■ **Short task**:
Set down each record exactly as written.

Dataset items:
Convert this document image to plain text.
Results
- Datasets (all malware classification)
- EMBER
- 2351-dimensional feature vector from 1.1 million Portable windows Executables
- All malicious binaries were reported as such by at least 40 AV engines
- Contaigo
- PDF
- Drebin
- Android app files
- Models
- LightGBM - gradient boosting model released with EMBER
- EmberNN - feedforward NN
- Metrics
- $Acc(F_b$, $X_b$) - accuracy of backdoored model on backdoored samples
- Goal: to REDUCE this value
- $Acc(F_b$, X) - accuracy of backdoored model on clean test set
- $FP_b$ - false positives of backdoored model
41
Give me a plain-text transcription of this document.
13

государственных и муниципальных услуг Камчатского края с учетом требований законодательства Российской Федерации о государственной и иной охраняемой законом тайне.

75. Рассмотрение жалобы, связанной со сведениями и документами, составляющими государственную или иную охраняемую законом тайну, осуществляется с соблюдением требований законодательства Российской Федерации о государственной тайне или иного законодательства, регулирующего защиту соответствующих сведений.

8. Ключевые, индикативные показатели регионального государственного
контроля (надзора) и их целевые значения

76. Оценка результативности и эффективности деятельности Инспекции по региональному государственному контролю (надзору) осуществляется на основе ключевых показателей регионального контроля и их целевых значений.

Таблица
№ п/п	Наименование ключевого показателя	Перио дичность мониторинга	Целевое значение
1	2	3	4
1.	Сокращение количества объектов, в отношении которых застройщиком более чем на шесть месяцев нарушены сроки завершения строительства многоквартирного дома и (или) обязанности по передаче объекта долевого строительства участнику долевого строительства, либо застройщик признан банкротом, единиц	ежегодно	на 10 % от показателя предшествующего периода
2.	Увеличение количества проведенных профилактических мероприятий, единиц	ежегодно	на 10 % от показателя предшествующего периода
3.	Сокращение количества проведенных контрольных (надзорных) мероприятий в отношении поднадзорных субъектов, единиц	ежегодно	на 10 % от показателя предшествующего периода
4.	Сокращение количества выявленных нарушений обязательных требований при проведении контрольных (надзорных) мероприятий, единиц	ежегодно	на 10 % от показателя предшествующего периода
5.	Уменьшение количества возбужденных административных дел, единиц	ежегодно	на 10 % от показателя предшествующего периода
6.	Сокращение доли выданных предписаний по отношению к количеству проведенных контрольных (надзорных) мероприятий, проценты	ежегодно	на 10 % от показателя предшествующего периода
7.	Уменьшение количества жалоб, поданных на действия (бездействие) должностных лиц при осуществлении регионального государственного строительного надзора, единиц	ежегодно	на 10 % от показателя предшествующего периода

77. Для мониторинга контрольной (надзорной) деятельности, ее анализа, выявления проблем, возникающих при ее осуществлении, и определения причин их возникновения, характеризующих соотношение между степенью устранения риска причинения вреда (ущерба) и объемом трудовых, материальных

■ **Full response**:
Convert this document image to plain text.
Results
- Datasets (all malware classification)
- EMBER
- 2351-dimensional feature vector from 1.1 million Portable windows Executables
- All malicious binaries were reported as such by at least 40 AV engines
- Contaigo
- PDF
- Drebin
- Android app files
- Models
- LightGBM - gradient boosting model released with EMBER
- EmberNN - feedforward NN
- Metrics
- $Acc(F_b$, $X_b$) - accuracy of backdoored model on backdoored samples
- Goal: to REDUCE this value
- $Acc(F_b$, X) - accuracy of backdoored model on clean test set
- $FP_b$ - false positives of backdoored model
41
Give me a plain-text transcription of this document.
13

государственных и муниципальных услуг Камчатского края с учетом требований законодательства Российской Федерации о государственной и иной охраняемой законом тайне.

75. Рассмотрение жалобы, связанной со сведениями и документами, составляющими государственную или иную охраняемую законом тайну, осуществляется с соблюдением требований законодательства Российской Федерации о государственной тайне или иного законодательства, регулирующего защиту соответствующих сведений.

8. Ключевые, индикативные показатели регионального государственного
контроля (надзора) и их целевые значения

76. Оценка результативности и эффективности деятельности Инспекции по региональному государственному контролю (надзору) осуществляется на основе ключевых показателей регионального контроля и их целевых значений.

Таблица
№ п/п	Наименование ключевого показателя	Перио дичность мониторинга	Целевое значение
1	2	3	4
1.	Сокращение количества объектов, в отношении которых застройщиком более чем на шесть месяцев нарушены сроки завершения строительства многоквартирного дома и (или) обязанности по передаче объекта долевого строительства участнику долевого строительства, либо застройщик признан банкротом, единиц	ежегодно	на 10 % от показателя предшествующего периода
2.	Увеличение количества проведенных профилактических мероприятий, единиц	ежегодно	на 10 % от показателя предшествующего периода
3.	Сокращение количества проведенных контрольных (надзорных) мероприятий в отношении поднадзорных субъектов, единиц	ежегодно	на 10 % от показателя предшествующего периода
4.	Сокращение количества выявленных нарушений обязательных требований при проведении контрольных (надзорных) мероприятий, единиц	ежегодно	на 10 % от показателя предшествующего периода
5.	Уменьшение количества возбужденных административных дел, единиц	ежегодно	на 10 % от показателя предшествующего периода
6.	Сокращение доли выданных предписаний по отношению к количеству проведенных контрольных (надзорных) мероприятий, проценты	ежегодно	на 10 % от показателя предшествующего периода
7.	Уменьшение количества жалоб, поданных на действия (бездействие) должностных лиц при осуществлении регионального государственного строительного надзора, единиц	ежегодно	на 10 % от показателя предшествующего периода

77. Для мониторинга контрольной (надзорной) деятельности, ее анализа, выявления проблем, возникающих при ее осуществлении, и определения причин их возникновения, характеризующих соотношение между степенью устранения риска причинения вреда (ущерба) и объемом трудовых, материальных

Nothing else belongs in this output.